| Problem description |
Across the material below, how many lines contain the word "title"? Give only the number.

==== Material supplied ====

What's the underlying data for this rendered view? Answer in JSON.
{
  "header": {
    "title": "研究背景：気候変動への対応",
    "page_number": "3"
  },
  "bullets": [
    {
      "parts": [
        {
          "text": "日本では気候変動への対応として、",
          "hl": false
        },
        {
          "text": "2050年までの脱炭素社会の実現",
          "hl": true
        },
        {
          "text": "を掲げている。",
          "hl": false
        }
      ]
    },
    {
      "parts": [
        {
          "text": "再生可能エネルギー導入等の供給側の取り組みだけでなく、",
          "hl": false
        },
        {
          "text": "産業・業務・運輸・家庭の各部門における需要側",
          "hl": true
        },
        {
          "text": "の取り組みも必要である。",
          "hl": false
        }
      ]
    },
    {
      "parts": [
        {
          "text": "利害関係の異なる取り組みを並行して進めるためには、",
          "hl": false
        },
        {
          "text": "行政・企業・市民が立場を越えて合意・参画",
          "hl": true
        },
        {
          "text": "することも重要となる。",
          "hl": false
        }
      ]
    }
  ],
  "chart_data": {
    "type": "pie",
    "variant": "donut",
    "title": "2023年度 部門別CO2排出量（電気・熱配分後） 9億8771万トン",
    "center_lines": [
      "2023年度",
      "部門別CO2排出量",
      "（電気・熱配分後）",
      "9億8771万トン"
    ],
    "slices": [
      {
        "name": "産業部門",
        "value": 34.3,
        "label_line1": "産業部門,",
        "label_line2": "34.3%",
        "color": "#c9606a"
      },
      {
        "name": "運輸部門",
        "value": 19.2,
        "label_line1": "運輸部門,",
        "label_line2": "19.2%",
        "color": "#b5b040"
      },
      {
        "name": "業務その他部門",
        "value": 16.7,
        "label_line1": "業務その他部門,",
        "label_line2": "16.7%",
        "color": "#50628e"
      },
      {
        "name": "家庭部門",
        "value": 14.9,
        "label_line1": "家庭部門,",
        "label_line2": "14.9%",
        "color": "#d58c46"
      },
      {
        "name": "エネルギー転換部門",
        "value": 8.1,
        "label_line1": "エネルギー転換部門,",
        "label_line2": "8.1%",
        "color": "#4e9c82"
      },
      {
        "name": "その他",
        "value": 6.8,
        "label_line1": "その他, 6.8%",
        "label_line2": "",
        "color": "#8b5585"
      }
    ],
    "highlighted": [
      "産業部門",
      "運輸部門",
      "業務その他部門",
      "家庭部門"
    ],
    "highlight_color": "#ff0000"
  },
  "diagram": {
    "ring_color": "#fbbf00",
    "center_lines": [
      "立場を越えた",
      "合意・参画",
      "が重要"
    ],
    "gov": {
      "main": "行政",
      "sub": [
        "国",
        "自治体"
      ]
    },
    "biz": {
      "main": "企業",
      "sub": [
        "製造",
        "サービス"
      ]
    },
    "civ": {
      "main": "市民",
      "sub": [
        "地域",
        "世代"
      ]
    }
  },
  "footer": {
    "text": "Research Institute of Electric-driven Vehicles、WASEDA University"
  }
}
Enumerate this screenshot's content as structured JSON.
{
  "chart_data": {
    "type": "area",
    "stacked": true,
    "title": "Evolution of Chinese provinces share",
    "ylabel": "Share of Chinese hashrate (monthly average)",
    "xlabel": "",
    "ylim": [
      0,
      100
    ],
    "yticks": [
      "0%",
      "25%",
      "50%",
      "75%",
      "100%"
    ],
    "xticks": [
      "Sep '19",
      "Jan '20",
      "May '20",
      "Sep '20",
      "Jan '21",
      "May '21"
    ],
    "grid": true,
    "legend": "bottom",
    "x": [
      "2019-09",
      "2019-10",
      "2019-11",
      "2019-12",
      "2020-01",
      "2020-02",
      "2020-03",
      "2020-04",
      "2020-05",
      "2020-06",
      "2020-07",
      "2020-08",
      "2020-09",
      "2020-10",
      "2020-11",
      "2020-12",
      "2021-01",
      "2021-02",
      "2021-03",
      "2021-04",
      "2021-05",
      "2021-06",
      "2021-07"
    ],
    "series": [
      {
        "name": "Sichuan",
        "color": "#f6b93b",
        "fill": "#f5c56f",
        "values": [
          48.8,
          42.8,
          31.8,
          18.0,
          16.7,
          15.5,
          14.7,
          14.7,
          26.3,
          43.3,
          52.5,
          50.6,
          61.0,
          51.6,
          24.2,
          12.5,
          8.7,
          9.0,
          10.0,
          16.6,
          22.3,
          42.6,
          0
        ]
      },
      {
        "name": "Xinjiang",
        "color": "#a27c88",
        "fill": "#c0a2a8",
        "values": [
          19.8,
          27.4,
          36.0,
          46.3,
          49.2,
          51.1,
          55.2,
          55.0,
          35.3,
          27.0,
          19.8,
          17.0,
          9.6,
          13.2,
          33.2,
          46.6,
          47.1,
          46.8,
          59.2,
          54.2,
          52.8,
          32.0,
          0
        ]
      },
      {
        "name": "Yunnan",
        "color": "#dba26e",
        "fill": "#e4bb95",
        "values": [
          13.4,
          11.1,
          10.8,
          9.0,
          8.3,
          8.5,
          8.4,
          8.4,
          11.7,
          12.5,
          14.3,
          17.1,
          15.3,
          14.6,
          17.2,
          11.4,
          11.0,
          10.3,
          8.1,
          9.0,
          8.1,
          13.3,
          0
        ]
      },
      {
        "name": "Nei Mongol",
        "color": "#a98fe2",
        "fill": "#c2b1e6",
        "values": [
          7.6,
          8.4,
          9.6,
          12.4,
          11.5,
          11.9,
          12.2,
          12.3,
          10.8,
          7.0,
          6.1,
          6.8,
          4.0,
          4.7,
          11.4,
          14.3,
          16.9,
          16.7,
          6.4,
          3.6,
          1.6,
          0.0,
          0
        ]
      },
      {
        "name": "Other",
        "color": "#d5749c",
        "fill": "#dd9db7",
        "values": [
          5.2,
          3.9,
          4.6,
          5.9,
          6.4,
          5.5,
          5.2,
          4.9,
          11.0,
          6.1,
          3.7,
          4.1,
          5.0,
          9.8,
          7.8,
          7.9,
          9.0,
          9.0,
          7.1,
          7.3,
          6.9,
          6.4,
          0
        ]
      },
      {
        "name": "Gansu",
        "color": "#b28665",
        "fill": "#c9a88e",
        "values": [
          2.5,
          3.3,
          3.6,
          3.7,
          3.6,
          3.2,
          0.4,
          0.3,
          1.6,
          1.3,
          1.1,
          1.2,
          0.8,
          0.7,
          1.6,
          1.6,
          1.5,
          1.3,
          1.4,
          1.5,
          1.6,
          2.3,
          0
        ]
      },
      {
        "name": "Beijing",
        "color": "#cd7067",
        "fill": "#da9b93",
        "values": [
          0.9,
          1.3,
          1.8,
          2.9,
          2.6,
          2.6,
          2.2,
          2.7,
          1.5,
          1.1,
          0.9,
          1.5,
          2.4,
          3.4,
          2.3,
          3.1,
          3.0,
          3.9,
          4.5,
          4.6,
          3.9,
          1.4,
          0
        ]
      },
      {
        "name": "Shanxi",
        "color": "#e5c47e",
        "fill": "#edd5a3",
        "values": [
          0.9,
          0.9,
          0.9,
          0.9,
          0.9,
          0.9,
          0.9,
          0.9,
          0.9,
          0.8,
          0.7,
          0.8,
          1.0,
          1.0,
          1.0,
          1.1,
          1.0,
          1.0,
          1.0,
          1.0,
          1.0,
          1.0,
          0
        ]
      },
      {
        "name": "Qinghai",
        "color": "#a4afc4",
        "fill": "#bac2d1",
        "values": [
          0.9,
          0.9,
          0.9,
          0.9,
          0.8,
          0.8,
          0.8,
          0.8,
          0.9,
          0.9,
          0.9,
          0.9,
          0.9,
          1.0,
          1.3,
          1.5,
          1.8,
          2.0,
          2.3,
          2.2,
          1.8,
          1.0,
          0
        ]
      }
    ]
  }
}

====

| Complete answer |
3